→ **Goal**
All lines featuring the string "screenshot" are to be listed.

------------

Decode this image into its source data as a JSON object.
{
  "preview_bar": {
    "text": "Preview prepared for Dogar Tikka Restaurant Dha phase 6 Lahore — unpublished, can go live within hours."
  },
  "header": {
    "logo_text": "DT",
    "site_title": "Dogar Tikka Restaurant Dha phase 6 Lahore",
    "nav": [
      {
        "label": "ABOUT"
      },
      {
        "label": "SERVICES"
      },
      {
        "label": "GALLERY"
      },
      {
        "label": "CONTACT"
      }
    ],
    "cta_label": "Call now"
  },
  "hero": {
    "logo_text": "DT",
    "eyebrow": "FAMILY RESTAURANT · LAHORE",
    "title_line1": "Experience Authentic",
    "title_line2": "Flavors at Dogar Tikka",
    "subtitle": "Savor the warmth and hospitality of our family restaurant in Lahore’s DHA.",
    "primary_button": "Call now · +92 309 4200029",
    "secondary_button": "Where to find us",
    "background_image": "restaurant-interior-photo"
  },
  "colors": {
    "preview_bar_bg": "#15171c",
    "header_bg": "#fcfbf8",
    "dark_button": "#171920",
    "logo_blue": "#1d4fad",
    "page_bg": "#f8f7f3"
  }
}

------------

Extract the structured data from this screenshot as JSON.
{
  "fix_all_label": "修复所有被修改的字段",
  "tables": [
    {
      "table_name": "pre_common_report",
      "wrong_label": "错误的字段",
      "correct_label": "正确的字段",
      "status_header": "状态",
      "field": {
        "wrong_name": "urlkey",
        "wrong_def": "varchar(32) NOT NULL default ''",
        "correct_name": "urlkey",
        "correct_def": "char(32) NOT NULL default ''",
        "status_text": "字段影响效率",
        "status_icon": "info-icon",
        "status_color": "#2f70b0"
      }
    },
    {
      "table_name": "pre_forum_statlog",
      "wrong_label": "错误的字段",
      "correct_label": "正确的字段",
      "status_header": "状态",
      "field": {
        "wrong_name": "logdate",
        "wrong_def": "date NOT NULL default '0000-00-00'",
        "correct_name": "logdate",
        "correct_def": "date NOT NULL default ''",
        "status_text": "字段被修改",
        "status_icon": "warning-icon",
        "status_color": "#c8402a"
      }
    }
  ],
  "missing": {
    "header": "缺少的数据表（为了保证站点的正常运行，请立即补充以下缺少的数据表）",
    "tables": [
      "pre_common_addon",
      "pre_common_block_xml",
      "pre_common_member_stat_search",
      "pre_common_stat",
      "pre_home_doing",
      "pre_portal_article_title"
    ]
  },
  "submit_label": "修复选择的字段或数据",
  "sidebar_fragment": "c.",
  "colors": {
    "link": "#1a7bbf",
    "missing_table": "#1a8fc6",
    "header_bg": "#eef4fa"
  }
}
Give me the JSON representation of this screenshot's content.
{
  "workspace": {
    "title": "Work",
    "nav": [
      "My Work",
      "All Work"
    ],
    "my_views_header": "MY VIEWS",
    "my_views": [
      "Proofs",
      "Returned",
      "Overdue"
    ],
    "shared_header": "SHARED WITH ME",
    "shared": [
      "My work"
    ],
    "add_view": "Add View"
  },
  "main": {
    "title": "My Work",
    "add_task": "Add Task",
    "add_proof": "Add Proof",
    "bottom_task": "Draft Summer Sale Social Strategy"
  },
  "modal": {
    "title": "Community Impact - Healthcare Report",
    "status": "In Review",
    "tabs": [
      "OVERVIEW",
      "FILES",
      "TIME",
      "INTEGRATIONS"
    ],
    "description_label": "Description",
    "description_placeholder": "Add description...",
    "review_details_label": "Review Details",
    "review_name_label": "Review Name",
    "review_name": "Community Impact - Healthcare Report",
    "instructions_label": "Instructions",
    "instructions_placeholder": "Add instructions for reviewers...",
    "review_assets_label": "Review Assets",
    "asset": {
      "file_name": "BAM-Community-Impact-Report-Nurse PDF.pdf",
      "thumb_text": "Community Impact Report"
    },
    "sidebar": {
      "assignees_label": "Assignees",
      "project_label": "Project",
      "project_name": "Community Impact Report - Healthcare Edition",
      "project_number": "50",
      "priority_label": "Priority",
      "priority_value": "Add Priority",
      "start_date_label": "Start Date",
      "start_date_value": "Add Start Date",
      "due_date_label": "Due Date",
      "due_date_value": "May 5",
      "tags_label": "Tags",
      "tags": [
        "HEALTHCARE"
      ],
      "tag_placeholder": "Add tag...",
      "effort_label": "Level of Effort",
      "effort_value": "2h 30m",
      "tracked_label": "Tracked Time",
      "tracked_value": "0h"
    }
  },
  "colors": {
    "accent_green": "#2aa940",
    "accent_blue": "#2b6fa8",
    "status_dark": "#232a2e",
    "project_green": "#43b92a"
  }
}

------------

→ **Exercise solution**
Extract the structured data from this screenshot as JSON.
Give me the JSON representation of this screenshot's content.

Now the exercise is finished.